**DIRECTIONS**:
Return all of the data exactly as written, without the pictures.

::::::::::

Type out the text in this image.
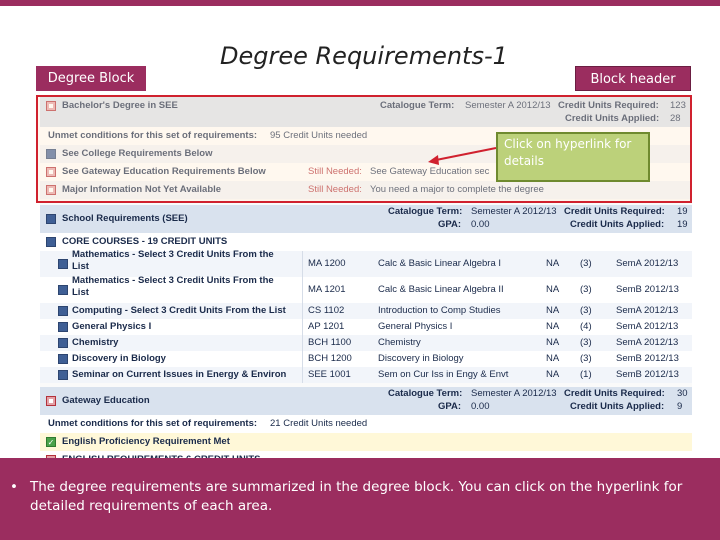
Degree Block
Degree Requirements-1
Block header
Bachelor's Degree in SEE	Catalogue Term: Semester A 2012/13 Credit Units Required: 123
Credit Units Applied: 28
Unmet conditions for this set of requirements: 95 Credit Units needed
See College Requirements Below
See Gateway Education Requirements Below	Still Needed: See Gateway Education sec
Major Information Not Yet Available	Still Needed: You need a major to complete the degree
School Requirements (SEE)
Catalogue Term: Semester A 2012/13 Credit Units Required: 19
GPA: 0.00	Credit Units Applied: 19
CORE COURSES - 19 CREDIT UNITS
Mathematics - Select 3 Credit Units From the List	MA 1200	Calc & Basic Linear Algebra I	NA (3)	SemA 2012/13
Mathematics - Select 3 Credit Units From the List	MA 1201	Calc & Basic Linear Algebra II	NA (3)	SemB 2012/13
Computing - Select 3 Credit Units From the List CS 1102	Introduction to Comp Studies	NA (3)	SemA 2012/13
General Physics I	AP 1201	General Physics I	NA (4)	SemA 2012/13
Chemistry	BCH 1100	Chemistry	NA (3)	SemA 2012/13
Discovery in Biology	BCH 1200	Discovery in Biology	NA (3)	SemB 2012/13
Seminar on Current Issues in Energy & Environ SEE 1001	Sem on Cur Iss in Engy & Envt	NA (1)	SemB 2012/13
Gateway Education
Catalogue Term: Semester A 2012/13 Credit Units Required: 30
GPA: 0.00	Credit Units Applied: 9
Unmet conditions for this set of requirements: 21 Credit Units needed
✓ English Proficiency Requirement Met
Click on hyperlink for details
• The degree requirements are summarized in the degree block. You can click on the hyperlink for detailed requirements of each area.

::::::::::

**TASK RESPONSE**:
Type out the text in this image.
Degree Block
Degree Requirements-1
Block header
Bachelor's Degree in SEE	Catalogue Term: Semester A 2012/13 Credit Units Required: 123
Credit Units Applied: 28
Unmet conditions for this set of requirements: 95 Credit Units needed
See College Requirements Below
See Gateway Education Requirements Below	Still Needed: See Gateway Education sec
Major Information Not Yet Available	Still Needed: You need a major to complete the degree
School Requirements (SEE)
Catalogue Term: Semester A 2012/13 Credit Units Required: 19
GPA: 0.00	Credit Units Applied: 19
CORE COURSES - 19 CREDIT UNITS
Mathematics - Select 3 Credit Units From the List	MA 1200	Calc & Basic Linear Algebra I	NA (3)	SemA 2012/13
Mathematics - Select 3 Credit Units From the List	MA 1201	Calc & Basic Linear Algebra II	NA (3)	SemB 2012/13
Computing - Select 3 Credit Units From the List CS 1102	Introduction to Comp Studies	NA (3)	SemA 2012/13
General Physics I	AP 1201	General Physics I	NA (4)	SemA 2012/13
Chemistry	BCH 1100	Chemistry	NA (3)	SemA 2012/13
Discovery in Biology	BCH 1200	Discovery in Biology	NA (3)	SemB 2012/13
Seminar on Current Issues in Energy & Environ SEE 1001	Sem on Cur Iss in Engy & Envt	NA (1)	SemB 2012/13
Gateway Education
Catalogue Term: Semester A 2012/13 Credit Units Required: 30
GPA: 0.00	Credit Units Applied: 9
Unmet conditions for this set of requirements: 21 Credit Units needed
✓ English Proficiency Requirement Met
Click on hyperlink for details
• The degree requirements are summarized in the degree block. You can click on the hyperlink for detailed requirements of each area.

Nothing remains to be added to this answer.